→ **What is required**:
Transcribe the listing below word for word.

Saved data entries:
——————————

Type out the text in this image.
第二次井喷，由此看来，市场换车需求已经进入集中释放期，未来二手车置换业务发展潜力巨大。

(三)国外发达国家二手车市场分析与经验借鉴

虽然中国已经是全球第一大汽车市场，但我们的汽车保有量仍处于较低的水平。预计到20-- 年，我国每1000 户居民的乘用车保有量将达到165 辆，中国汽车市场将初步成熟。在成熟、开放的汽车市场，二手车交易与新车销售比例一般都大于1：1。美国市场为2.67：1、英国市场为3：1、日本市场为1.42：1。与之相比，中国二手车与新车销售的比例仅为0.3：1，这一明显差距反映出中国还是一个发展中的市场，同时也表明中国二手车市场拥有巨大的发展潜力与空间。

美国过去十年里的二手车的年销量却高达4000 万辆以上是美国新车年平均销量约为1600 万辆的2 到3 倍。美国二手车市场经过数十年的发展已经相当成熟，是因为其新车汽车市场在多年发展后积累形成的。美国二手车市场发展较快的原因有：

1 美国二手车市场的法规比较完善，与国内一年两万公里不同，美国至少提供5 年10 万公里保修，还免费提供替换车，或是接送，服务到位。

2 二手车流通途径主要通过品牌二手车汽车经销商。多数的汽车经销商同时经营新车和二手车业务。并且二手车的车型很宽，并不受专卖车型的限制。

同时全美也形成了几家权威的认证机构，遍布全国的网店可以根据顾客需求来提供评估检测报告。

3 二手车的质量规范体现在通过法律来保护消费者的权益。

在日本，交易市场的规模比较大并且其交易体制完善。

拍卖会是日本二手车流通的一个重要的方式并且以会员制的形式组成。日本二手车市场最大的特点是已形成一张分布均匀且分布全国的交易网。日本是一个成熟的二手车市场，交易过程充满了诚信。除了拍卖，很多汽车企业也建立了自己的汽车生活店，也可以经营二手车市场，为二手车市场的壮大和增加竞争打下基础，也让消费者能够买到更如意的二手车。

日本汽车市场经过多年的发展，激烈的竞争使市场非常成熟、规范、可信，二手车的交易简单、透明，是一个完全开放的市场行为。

——————————

→ **Correct output**:
Type out the text in this image.
第二次井喷，由此看来，市场换车需求已经进入集中释放期，未来二手车置换业务发展潜力巨大。

(三)国外发达国家二手车市场分析与经验借鉴

虽然中国已经是全球第一大汽车市场，但我们的汽车保有量仍处于较低的水平。预计到20-- 年，我国每1000 户居民的乘用车保有量将达到165 辆，中国汽车市场将初步成熟。在成熟、开放的汽车市场，二手车交易与新车销售比例一般都大于1：1。美国市场为2.67：1、英国市场为3：1、日本市场为1.42：1。与之相比，中国二手车与新车销售的比例仅为0.3：1，这一明显差距反映出中国还是一个发展中的市场，同时也表明中国二手车市场拥有巨大的发展潜力与空间。

美国过去十年里的二手车的年销量却高达4000 万辆以上是美国新车年平均销量约为1600 万辆的2 到3 倍。美国二手车市场经过数十年的发展已经相当成熟，是因为其新车汽车市场在多年发展后积累形成的。美国二手车市场发展较快的原因有：

1 美国二手车市场的法规比较完善，与国内一年两万公里不同，美国至少提供5 年10 万公里保修，还免费提供替换车，或是接送，服务到位。

2 二手车流通途径主要通过品牌二手车汽车经销商。多数的汽车经销商同时经营新车和二手车业务。并且二手车的车型很宽，并不受专卖车型的限制。

同时全美也形成了几家权威的认证机构，遍布全国的网店可以根据顾客需求来提供评估检测报告。

3 二手车的质量规范体现在通过法律来保护消费者的权益。

在日本，交易市场的规模比较大并且其交易体制完善。

拍卖会是日本二手车流通的一个重要的方式并且以会员制的形式组成。日本二手车市场最大的特点是已形成一张分布均匀且分布全国的交易网。日本是一个成熟的二手车市场，交易过程充满了诚信。除了拍卖，很多汽车企业也建立了自己的汽车生活店，也可以经营二手车市场，为二手车市场的壮大和增加竞争打下基础，也让消费者能够买到更如意的二手车。

日本汽车市场经过多年的发展，激烈的竞争使市场非常成熟、规范、可信，二手车的交易简单、透明，是一个完全开放的市场行为。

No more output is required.